_Work to be completed_:
Gather the lines below that include the string "Volume", copying each in full.

_The input_:

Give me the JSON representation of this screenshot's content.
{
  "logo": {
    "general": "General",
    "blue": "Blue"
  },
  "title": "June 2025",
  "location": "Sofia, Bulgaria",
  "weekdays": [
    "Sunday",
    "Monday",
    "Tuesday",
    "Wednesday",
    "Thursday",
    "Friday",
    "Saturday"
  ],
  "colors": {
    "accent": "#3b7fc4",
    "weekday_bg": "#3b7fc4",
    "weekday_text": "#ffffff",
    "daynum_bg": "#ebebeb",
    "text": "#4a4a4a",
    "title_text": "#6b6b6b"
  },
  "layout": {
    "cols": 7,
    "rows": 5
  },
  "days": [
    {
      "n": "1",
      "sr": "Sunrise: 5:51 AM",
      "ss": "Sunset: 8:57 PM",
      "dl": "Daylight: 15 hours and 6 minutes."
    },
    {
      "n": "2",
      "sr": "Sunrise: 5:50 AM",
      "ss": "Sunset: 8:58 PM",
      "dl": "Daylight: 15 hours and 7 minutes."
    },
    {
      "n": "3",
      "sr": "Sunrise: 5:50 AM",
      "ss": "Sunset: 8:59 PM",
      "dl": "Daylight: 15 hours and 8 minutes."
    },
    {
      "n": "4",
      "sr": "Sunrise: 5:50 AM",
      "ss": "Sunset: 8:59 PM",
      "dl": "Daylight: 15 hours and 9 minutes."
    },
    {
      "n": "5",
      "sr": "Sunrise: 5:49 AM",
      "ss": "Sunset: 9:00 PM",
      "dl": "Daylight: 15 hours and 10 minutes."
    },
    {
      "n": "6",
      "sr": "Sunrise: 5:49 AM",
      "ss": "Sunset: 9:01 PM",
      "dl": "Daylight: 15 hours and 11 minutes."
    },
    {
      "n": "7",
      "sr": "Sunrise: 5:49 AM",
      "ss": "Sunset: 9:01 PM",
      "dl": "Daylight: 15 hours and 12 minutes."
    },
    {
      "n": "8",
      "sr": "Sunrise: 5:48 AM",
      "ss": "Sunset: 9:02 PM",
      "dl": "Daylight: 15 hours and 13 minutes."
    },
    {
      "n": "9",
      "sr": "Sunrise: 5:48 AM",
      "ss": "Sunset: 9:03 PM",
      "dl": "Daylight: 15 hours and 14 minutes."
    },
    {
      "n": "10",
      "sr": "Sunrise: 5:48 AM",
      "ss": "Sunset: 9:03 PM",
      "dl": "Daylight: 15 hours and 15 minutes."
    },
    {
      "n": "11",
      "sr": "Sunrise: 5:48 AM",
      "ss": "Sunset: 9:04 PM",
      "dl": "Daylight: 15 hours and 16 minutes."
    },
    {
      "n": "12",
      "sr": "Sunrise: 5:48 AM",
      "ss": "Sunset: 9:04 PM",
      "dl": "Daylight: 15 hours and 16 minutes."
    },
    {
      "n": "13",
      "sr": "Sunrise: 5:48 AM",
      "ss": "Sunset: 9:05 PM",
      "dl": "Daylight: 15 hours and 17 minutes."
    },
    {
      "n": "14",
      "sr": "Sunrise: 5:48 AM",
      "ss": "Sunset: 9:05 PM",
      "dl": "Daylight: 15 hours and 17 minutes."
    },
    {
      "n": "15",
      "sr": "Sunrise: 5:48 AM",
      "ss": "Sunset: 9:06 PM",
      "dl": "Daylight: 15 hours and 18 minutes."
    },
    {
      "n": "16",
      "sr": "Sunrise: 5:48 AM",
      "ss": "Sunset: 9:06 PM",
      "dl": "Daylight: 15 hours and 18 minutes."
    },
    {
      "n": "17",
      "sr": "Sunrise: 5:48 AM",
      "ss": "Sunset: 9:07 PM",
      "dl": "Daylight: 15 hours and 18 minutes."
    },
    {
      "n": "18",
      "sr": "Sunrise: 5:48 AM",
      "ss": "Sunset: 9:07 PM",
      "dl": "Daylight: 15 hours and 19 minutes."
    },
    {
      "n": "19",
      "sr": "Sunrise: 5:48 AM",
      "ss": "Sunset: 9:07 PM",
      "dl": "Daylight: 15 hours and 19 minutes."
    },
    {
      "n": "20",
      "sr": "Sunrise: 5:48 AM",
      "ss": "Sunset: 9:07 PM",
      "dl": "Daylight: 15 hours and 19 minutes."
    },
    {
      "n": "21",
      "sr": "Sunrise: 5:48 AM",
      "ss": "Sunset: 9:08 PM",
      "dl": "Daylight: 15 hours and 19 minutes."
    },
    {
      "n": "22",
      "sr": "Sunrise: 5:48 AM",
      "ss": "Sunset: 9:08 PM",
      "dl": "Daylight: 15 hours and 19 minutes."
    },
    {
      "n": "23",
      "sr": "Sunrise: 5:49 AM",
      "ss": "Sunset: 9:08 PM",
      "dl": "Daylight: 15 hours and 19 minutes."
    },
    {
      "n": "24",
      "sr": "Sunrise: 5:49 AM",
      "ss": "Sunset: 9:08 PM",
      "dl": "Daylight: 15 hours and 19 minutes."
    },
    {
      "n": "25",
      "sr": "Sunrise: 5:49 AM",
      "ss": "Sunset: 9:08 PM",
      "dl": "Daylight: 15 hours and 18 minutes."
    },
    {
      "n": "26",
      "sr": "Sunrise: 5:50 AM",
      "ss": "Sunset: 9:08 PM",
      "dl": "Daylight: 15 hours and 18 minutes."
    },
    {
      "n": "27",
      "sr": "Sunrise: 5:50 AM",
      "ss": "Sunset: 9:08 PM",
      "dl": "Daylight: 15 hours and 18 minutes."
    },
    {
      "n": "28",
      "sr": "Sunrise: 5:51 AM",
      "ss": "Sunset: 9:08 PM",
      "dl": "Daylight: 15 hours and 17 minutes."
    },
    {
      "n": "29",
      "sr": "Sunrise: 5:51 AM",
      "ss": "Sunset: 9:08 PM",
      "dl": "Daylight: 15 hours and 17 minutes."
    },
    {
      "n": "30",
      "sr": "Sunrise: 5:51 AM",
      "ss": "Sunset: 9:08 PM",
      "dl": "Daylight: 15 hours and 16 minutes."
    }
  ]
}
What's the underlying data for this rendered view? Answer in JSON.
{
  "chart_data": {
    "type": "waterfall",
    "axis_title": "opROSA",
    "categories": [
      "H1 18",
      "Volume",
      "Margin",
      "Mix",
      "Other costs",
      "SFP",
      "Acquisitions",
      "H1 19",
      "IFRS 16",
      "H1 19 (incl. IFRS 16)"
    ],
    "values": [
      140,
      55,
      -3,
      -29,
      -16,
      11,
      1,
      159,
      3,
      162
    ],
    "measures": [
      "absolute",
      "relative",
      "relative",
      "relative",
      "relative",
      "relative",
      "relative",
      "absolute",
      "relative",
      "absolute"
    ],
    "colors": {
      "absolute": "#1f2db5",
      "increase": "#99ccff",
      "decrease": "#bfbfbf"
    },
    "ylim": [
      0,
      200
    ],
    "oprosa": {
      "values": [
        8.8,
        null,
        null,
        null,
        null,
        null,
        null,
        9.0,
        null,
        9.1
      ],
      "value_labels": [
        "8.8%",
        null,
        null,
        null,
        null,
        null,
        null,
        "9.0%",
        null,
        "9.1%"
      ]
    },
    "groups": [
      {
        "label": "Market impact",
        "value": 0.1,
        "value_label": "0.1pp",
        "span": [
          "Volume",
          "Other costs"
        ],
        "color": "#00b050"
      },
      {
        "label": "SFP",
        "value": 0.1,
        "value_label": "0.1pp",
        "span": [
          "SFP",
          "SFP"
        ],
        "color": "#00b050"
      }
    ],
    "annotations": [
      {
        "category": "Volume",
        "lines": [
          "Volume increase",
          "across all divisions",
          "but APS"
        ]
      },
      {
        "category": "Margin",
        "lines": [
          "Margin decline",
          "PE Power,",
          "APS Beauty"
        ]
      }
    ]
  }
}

_Solution to this task_:
      "Volume",
          "Volume",
        "category": "Volume",
          "Volume increase",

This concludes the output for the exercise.